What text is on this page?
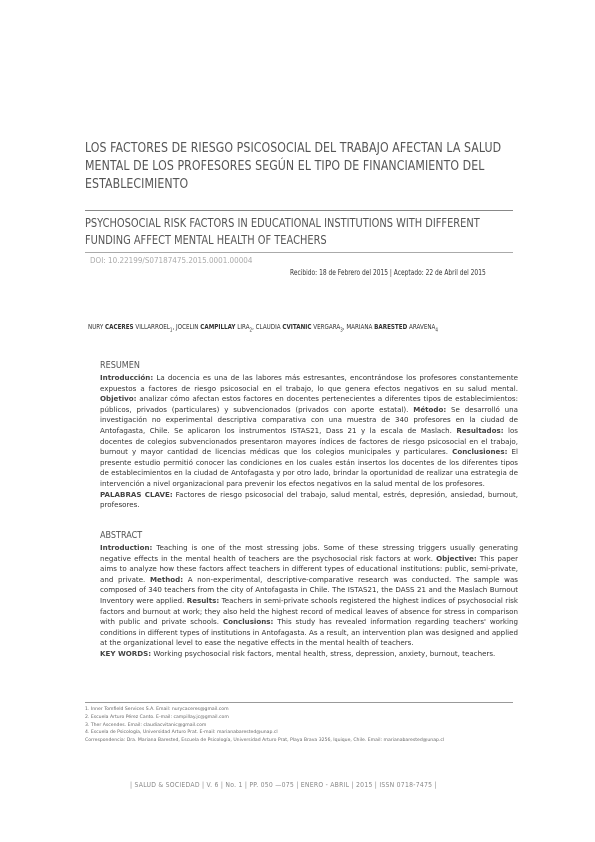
LOS FACTORES DE RIESGO PSICOSOCIAL DEL TRABAJO AFECTAN LA SALUD MENTAL DE LOS PROFESORES SEGÚN EL TIPO DE FINANCIAMIENTO DEL ESTABLECIMIENTO
PSYCHOSOCIAL RISK FACTORS IN EDUCATIONAL INSTITUTIONS WITH DIFFERENT FUNDING AFFECT MENTAL HEALTH OF TEACHERS
DOI: 10.22199/S07187475.2015.0001.00004
Recibido: 18 de Febrero del 2015 | Aceptado: 22 de Abril del 2015
NURY CACERES $VILLARROEL_1$, JOCELIN CAMPILLAY $LIRA_2$, CLAUDIA CVITANIC $VERGARA_3$, MARIANA BARESTED $ARAVENA_4$
RESUMEN
Introducción: La docencia es una de las labores más estresantes, encontrándose los profesores constantemente expuestos a factores de riesgo psicosocial en el trabajo, lo que genera efectos negativos en su salud mental. Objetivo: analizar cómo afectan estos factores en docentes pertenecientes a diferentes tipos de establecimientos: públicos, privados (particulares) y subvencionados (privados con aporte estatal). Método: Se desarrolló una investigación no experimental descriptiva comparativa con una muestra de 340 profesores en la ciudad de Antofagasta, Chile. Se aplicaron los instrumentos ISTAS21, Dass 21 y la escala de Maslach. Resultados: los docentes de colegios subvencionados presentaron mayores índices de factores de riesgo psicosocial en el trabajo, burnout y mayor cantidad de licencias médicas que los colegios municipales y particulares. Conclusiones: El presente estudio permitió conocer las condiciones en los cuales están insertos los docentes de los diferentes tipos de establecimientos en la ciudad de Antofagasta y por otro lado, brindar la oportunidad de realizar una estrategia de intervención a nivel organizacional para prevenir los efectos negativos en la salud mental de los profesores.
PALABRAS CLAVE: Factores de riesgo psicosocial del trabajo, salud mental, estrés, depresión, ansiedad, burnout, profesores.
ABSTRACT
Introduction: Teaching is one of the most stressing jobs. Some of these stressing triggers usually generating negative effects in the mental health of teachers are the psychosocial risk factors at work. Objective: This paper aims to analyze how these factors affect teachers in different types of educational institutions: public, semi-private, and private. Method: A non-experimental, descriptive-comparative research was conducted. The sample was composed of 340 teachers from the city of Antofagasta in Chile. The ISTAS21, the DASS 21 and the Maslach Burnout Inventory were applied. Results: Teachers in semi-private schools registered the highest indices of psychosocial risk factors and burnout at work; they also held the highest record of medical leaves of absence for stress in comparison with public and private schools. Conclusions: This study has revealed information regarding teachers' working conditions in different types of institutions in Antofagasta. As a result, an intervention plan was designed and applied at the organizational level to ease the negative effects in the mental health of teachers.
KEY WORDS: Working psychosocial risk factors, mental health, stress, depression, anxiety, burnout, teachers.
1. Inner Tomfield Services S.A. Email: nurycaceres@gmail.com
2. Escuela Arturo Pérez Canto. E-mail: campillay.jc@gmail.com
3. Ther Ascendes. Email: claudiacvitanic@gmail.com
4. Escuela de Psicología, Universidad Arturo Prat. E-mail: marianabarested@unap.cl
Correspondencia: Dra. Mariana Barested, Escuela de Psicología, Universidad Arturo Prat, Playa Brava 3256, Iquique, Chile. Email: marianabarested@unap.cl
| SALUD & SOCIEDAD | V. 6 | No. 1 | PP. 050 —075 | ENERO - ABRIL | 2015 | ISSN 0718-7475 |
-*-*-
Give all the entries again exactly, dropping each picture.

What text is on this page?
LOS FACTORES DE RIESGO PSICOSOCIAL DEL TRABAJO AFECTAN LA SALUD MENTAL DE LOS PROFESORES SEGÚN EL TIPO DE FINANCIAMIENTO DEL ESTABLECIMIENTO
PSYCHOSOCIAL RISK FACTORS IN EDUCATIONAL INSTITUTIONS WITH DIFFERENT FUNDING AFFECT MENTAL HEALTH OF TEACHERS
DOI: 10.22199/S07187475.2015.0001.00004
Recibido: 18 de Febrero del 2015 | Aceptado: 22 de Abril del 2015
NURY CACERES $VILLARROEL_1$, JOCELIN CAMPILLAY $LIRA_2$, CLAUDIA CVITANIC $VERGARA_3$, MARIANA BARESTED $ARAVENA_4$
RESUMEN
Introducción: La docencia es una de las labores más estresantes, encontrándose los profesores constantemente expuestos a factores de riesgo psicosocial en el trabajo, lo que genera efectos negativos en su salud mental. Objetivo: analizar cómo afectan estos factores en docentes pertenecientes a diferentes tipos de establecimientos: públicos, privados (particulares) y subvencionados (privados con aporte estatal). Método: Se desarrolló una investigación no experimental descriptiva comparativa con una muestra de 340 profesores en la ciudad de Antofagasta, Chile. Se aplicaron los instrumentos ISTAS21, Dass 21 y la escala de Maslach. Resultados: los docentes de colegios subvencionados presentaron mayores índices de factores de riesgo psicosocial en el trabajo, burnout y mayor cantidad de licencias médicas que los colegios municipales y particulares. Conclusiones: El presente estudio permitió conocer las condiciones en los cuales están insertos los docentes de los diferentes tipos de establecimientos en la ciudad de Antofagasta y por otro lado, brindar la oportunidad de realizar una estrategia de intervención a nivel organizacional para prevenir los efectos negativos en la salud mental de los profesores.
PALABRAS CLAVE: Factores de riesgo psicosocial del trabajo, salud mental, estrés, depresión, ansiedad, burnout, profesores.
ABSTRACT
Introduction: Teaching is one of the most stressing jobs. Some of these stressing triggers usually generating negative effects in the mental health of teachers are the psychosocial risk factors at work. Objective: This paper aims to analyze how these factors affect teachers in different types of educational institutions: public, semi-private, and private. Method: A non-experimental, descriptive-comparative research was conducted. The sample was composed of 340 teachers from the city of Antofagasta in Chile. The ISTAS21, the DASS 21 and the Maslach Burnout Inventory were applied. Results: Teachers in semi-private schools registered the highest indices of psychosocial risk factors and burnout at work; they also held the highest record of medical leaves of absence for stress in comparison with public and private schools. Conclusions: This study has revealed information regarding teachers' working conditions in different types of institutions in Antofagasta. As a result, an intervention plan was designed and applied at the organizational level to ease the negative effects in the mental health of teachers.
KEY WORDS: Working psychosocial risk factors, mental health, stress, depression, anxiety, burnout, teachers.
1. Inner Tomfield Services S.A. Email: nurycaceres@gmail.com
2. Escuela Arturo Pérez Canto. E-mail: campillay.jc@gmail.com
3. Ther Ascendes. Email: claudiacvitanic@gmail.com
4. Escuela de Psicología, Universidad Arturo Prat. E-mail: marianabarested@unap.cl
Correspondencia: Dra. Mariana Barested, Escuela de Psicología, Universidad Arturo Prat, Playa Brava 3256, Iquique, Chile. Email: marianabarested@unap.cl
| SALUD & SOCIEDAD | V. 6 | No. 1 | PP. 050 —075 | ENERO - ABRIL | 2015 | ISSN 0718-7475 |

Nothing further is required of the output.